The console kernel entry. Boots plugins without Discord and dispatches a console command. This is what pnpm db:migrate, pnpm db:seed, and any other tsx src/cli.ts <name> invocation hits.

src/commands/, src/context/, src/buttons/, src/modals/, src/menus/

Section titled “src/commands/, src/context/, src/buttons/, src/modals/, src/menus/”

The five interaction kinds. Each gets its own top-level directory because the .interactions(...) glob expands to all of them at once. Subcommand groups still nest into a subdirectory — src/commands/mod/ModCommand.ts and friends.

Each event handler gets its own file. Even when multiple handlers listen to the same Discord event, they should be separate classes.

Decorated @job() classes for scheduled and queued background work — covered in detail in the Jobs guide.

Both go in the .hooks() bucket. Error handlers (@errorHandler()) catch exceptions thrown from any handler kind; lifecycle classes (@lifecycle()) listen to bot-level events like ready and shutdown.

Reusable middleware classes. Attach them per-handler via the decorator’s middleware: [...] option, or globally via .middleware([...]) on the Bot builder.

Optional but recommended. Thin classes wrapping drizzle queries — TasksRepository, ModRepository. Commands inject repositories instead of writing queries inline.

Drizzle schema, types, and seeders. db/types.ts typically pins your Db alias to your schema:

src/db/types.ts
import type {BetterSQLite3Database} from 'drizzle-orm/better-sqlite3';
import type * as schema from './schema';
export type Db = BetterSQLite3Database<typeof schema>;

Repositories and seeders import this to get full row inference from drizzle.get<Db>().

Project-local console commands. Drop a class that extends ConsoleCommand here and it’s runnable as pnpm cli <signature> (or whatever scripts you alias in package.json). See Writing your own console commands.

Typed configuration files. Each file default-exports Config.define(SomeProvider, {...}) and becomes accessible through the Config service:

// src/config/moderation.ts → config.get('moderation.logChannel')

* [Requirement A]: Reproduce the directory layout text word for word, starting with "Optional but recommended." and going on through "own console commands.".
* [Requirement B]: Please continue the directory layout text from the point where it stops.
None of the items are needed here, so you can ignore them.

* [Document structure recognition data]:

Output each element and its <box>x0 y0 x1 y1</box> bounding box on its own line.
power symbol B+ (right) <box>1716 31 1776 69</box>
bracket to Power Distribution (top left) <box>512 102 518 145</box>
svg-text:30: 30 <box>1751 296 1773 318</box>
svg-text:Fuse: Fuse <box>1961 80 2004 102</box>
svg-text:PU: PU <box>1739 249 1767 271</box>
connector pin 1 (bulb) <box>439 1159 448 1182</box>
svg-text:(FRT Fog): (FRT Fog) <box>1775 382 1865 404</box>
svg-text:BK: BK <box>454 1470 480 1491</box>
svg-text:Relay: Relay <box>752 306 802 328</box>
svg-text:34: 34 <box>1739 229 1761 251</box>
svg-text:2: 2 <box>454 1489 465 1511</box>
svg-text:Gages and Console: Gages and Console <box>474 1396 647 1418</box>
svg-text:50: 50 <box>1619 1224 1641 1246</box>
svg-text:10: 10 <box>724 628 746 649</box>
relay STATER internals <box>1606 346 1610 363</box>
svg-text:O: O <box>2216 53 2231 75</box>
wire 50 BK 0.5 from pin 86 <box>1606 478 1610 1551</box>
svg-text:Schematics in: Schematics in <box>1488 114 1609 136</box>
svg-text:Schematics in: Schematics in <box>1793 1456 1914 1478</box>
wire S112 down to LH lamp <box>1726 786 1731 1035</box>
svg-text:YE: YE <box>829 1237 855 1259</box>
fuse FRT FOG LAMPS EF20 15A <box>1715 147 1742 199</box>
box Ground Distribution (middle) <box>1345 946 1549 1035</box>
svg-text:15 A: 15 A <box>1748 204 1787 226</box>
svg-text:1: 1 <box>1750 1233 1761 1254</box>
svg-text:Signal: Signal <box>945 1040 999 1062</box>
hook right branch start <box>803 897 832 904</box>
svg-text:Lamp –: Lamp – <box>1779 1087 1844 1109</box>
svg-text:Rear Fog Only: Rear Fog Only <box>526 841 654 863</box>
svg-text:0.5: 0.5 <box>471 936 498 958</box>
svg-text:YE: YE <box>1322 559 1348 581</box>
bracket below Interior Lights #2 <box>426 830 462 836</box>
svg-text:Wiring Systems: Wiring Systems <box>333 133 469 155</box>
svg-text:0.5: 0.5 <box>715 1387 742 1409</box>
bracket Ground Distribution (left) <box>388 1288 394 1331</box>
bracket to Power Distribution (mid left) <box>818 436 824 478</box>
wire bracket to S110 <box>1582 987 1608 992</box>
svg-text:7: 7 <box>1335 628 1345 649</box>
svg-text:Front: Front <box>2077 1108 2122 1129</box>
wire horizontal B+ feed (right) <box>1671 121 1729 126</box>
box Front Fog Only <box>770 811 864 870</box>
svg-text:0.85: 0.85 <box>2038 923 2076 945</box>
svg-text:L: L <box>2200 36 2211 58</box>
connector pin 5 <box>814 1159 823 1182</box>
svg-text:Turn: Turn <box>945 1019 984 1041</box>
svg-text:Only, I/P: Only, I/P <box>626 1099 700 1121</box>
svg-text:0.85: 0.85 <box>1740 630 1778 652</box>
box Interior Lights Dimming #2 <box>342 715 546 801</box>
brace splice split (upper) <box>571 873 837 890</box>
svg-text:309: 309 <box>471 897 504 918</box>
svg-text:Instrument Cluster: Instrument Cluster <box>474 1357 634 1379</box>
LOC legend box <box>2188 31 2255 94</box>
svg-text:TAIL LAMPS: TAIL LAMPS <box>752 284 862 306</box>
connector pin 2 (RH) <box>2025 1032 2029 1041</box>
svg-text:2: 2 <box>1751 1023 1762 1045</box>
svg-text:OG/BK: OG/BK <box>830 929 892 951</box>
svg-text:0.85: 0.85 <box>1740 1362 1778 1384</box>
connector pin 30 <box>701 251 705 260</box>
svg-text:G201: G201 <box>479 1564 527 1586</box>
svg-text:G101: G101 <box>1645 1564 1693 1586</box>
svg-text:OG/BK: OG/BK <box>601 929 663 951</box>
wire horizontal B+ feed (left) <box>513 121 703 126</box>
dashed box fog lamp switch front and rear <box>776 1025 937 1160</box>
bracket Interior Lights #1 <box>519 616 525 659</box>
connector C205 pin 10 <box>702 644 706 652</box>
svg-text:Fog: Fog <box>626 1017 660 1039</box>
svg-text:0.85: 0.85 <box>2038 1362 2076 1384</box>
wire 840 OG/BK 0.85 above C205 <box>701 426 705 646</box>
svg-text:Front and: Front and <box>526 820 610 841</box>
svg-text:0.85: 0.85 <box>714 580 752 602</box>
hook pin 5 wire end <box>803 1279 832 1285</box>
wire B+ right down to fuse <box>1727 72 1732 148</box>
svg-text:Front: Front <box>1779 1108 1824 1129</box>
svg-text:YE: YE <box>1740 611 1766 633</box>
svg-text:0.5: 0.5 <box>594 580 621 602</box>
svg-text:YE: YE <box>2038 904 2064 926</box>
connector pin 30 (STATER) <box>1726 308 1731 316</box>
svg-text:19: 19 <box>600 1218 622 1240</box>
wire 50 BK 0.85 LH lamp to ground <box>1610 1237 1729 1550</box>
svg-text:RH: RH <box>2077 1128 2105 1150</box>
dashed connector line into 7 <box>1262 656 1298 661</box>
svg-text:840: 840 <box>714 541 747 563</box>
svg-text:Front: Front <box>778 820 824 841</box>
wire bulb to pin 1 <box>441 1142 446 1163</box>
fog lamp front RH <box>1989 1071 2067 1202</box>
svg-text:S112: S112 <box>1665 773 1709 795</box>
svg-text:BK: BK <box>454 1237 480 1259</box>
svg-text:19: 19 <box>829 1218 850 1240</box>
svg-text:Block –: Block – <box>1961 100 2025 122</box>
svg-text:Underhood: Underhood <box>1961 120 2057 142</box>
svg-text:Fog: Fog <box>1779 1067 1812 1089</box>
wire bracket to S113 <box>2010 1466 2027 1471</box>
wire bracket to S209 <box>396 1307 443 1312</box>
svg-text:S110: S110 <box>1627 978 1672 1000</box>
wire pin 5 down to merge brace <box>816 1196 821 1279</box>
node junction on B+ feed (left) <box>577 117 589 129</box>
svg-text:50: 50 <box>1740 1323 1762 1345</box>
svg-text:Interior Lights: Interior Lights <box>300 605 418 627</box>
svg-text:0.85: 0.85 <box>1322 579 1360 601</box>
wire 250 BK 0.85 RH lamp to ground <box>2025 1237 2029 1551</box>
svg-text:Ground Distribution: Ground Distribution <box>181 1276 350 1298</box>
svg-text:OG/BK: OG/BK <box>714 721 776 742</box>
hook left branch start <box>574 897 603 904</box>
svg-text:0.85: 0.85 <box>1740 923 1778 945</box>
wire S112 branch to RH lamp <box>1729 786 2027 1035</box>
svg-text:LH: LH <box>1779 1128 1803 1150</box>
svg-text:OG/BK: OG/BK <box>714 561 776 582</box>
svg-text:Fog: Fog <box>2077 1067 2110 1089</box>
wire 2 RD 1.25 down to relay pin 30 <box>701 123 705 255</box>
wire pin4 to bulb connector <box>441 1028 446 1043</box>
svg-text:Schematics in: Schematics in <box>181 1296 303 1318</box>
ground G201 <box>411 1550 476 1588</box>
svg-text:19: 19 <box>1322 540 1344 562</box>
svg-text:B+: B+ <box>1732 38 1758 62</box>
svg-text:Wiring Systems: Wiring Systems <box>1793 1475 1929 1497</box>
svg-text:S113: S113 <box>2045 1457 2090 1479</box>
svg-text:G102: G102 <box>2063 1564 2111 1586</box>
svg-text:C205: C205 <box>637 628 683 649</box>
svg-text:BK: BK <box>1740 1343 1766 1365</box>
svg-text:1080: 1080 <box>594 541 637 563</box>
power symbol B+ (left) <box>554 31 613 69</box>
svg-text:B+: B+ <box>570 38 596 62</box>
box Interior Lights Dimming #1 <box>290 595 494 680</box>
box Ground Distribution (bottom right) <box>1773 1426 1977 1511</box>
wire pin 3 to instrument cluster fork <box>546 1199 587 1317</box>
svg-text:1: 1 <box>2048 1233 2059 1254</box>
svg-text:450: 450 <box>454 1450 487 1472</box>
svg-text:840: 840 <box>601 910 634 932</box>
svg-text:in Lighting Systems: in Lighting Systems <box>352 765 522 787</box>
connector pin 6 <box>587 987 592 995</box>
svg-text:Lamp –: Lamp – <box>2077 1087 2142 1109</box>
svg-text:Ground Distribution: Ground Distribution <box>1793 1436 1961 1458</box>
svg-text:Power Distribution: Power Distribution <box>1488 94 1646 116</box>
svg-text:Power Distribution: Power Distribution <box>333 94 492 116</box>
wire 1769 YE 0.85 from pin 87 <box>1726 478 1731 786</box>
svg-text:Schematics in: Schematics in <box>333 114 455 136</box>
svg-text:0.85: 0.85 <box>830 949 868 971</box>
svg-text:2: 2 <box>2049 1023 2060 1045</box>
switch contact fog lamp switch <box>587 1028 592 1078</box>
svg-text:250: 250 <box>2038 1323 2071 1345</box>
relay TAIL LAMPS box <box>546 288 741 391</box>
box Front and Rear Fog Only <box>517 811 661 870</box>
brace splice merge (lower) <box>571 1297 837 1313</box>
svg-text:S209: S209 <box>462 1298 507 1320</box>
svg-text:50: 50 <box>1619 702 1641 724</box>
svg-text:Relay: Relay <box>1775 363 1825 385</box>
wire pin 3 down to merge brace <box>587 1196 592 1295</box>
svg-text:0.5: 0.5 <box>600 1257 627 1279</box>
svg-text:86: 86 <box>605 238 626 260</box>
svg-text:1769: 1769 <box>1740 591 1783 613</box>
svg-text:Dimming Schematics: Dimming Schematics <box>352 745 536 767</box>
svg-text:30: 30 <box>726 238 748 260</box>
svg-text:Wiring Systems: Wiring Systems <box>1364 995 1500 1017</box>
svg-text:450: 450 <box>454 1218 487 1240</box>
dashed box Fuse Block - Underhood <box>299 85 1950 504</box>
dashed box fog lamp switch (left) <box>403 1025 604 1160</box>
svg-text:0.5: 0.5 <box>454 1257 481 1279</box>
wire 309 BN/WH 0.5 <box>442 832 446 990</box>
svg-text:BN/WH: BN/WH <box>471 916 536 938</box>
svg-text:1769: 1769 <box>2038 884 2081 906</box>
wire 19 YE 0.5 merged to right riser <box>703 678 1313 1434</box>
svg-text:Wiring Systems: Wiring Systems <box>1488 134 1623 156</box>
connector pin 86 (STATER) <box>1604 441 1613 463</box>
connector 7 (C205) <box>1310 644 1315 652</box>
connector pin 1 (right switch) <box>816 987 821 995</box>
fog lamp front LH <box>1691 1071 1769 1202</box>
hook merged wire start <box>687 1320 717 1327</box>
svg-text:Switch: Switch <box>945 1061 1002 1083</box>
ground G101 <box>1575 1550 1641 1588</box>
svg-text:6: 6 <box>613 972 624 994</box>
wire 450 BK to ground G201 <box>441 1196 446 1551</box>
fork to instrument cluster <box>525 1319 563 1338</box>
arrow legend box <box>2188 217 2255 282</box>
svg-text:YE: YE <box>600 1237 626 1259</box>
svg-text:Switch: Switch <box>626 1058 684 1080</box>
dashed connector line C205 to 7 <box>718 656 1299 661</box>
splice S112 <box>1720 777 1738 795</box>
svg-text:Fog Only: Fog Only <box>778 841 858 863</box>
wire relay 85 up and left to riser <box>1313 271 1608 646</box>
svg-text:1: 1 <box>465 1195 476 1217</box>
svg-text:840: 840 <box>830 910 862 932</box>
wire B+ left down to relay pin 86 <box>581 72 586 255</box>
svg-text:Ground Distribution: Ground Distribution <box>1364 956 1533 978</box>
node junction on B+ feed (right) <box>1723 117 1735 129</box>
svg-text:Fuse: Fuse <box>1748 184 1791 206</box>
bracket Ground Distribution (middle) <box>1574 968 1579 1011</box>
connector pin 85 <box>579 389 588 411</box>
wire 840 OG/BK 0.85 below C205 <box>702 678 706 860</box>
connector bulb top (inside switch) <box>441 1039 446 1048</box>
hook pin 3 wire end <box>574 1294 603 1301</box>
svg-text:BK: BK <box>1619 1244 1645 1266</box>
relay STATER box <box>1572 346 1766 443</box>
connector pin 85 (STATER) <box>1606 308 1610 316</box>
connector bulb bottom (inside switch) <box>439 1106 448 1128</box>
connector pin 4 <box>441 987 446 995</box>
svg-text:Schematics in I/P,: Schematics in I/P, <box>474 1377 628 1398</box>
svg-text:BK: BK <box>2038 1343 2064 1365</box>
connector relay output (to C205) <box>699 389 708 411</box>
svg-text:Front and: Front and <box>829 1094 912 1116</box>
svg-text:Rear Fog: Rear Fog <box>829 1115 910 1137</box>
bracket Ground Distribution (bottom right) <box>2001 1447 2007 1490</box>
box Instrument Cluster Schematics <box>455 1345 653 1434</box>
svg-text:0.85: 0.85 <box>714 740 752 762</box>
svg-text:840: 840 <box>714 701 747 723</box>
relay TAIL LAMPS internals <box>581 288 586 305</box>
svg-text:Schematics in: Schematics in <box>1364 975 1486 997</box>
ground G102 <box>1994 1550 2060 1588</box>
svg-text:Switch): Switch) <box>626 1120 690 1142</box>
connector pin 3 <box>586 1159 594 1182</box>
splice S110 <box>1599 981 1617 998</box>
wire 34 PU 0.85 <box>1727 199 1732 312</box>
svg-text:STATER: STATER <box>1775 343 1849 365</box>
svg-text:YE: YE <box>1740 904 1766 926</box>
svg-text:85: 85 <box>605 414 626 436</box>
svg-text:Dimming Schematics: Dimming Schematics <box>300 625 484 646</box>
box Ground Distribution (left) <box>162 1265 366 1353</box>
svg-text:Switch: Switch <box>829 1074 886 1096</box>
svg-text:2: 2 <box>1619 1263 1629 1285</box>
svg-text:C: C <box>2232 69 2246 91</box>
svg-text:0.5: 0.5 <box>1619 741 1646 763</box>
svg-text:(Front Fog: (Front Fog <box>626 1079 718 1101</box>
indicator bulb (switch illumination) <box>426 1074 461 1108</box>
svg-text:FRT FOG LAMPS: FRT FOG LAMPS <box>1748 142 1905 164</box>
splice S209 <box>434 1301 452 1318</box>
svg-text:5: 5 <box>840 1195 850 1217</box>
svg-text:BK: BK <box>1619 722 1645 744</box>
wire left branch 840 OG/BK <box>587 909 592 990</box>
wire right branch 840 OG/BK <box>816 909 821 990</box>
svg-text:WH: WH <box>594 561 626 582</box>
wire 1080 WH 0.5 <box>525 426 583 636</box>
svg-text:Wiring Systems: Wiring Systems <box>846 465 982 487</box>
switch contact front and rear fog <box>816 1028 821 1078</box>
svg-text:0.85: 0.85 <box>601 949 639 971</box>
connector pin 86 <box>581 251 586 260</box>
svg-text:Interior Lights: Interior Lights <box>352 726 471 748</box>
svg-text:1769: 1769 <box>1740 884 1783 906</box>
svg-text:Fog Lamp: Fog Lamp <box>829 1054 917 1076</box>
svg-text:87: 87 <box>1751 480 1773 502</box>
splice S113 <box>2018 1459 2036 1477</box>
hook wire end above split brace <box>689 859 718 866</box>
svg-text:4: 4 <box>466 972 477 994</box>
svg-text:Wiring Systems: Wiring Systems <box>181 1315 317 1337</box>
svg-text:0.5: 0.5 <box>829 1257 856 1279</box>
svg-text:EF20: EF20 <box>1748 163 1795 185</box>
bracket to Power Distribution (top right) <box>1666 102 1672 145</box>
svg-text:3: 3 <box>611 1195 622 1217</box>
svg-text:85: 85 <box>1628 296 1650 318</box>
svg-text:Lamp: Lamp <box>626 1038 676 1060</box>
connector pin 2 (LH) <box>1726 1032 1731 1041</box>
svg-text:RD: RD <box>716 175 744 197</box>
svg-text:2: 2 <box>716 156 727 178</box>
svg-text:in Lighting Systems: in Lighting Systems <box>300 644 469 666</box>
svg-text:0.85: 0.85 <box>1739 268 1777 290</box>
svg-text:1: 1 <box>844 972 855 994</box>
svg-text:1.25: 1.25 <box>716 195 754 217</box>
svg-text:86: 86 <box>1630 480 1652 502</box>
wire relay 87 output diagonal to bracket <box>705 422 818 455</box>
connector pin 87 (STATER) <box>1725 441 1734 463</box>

* [Exercise response A]:
Optional but recommended. Thin classes wrapping drizzle queries — TasksRepository, ModRepository. Commands inject repositories instead of writing queries inline.

Drizzle schema, types, and seeders. db/types.ts typically pins your Db alias to your schema:

src/db/types.ts
import type {BetterSQLite3Database} from 'drizzle-orm/better-sqlite3';
import type * as schema from './schema';
export type Db = BetterSQLite3Database<typeof schema>;

Repositories and seeders import this to get full row inference from drizzle.get<Db>().

Project-local console commands. Drop a class that extends ConsoleCommand here and it’s runnable as pnpm cli <signature> (or whatever scripts you alias in package.json). See Writing your own console commands.

* [Exercise response B]:
import {env} from '@warden/core';
export default {
logChannel: env('MOD_LOG_CHANNEL_ID'),
muteRole: env('MUTE_ROLE_ID'),
maxWarnings: env.number('MAX_WARNINGS', 3),
autoMod: {
enabled: env.boolean('AUTO_MOD_ENABLED', true),
bannedWords: env('BANNED_WORDS', '').split(',').filter(Boolean),
},
};

The convention above organizes by type (commands, events, middleware). This works well for small to medium bots. As your bot grows beyond moderation into other features, you may prefer to organize by feature instead:

  • Directorysrc/
    • Directoryfeatures/
      • Directorymoderation/
        • ModCommand.ts
        • ModWarnCommand.ts
        • ModBanCommand.ts
        • MemberJoinLogEvent.ts
        • AutoModFilterEvent.ts
        • IgnoreBots.ts
      • Directorylogging/
        • MemberLeaveLogEvent.ts
        • RoleAddedLogEvent.ts
        • MessageDeleteLogEvent.ts
      • Directorywelcome/
        • WelcomeCommand.ts
        • MemberJoinWelcomeEvent.ts
    • Directorymiddleware/
      • EnsureGuildIsAvailable.ts
    • Directoryconfig/
      • moderation.ts
      • logging.ts
    • app.ts

This costs you the strict kind buckets — a feature folder mixes commands and events, which the bucketed .interactions(...) and .events(...) won’t accept. The escape hatch is .load(...): it accepts any decorator kind without enforcement.

await bot
.discover(d => d
.load('./src/features/**/*.ts')
.events('./src/features/**/*Event.ts')) // optional, if you want strict validation back
.start();

Choose whichever structure keeps your codebase easy to navigate — .load(...) is a deliberate trade. You give up boot-time bucket validation in exchange for feature-cohesive folders. Since there are no registration files, moving files between directories is just a matter of moving the file.

When you’re ready to deploy, tsup compiles each file individually to preserve the directory structure:

  • Directorydist/
    • Directorycommands/
      • PingCommand.js
      • Directorymod/
        • ModCommand.js
        • ModWarnCommand.js
    • Directoryevents/
      • MemberJoinLogEvent.js
    • Directoryconfig/
      • moderation.js
    • app.js

This is important because the same .discover(...) calls — pointed at ./dist/...js instead of ./src/...ts — find the exact same handlers in production. There are no surprises when you deploy.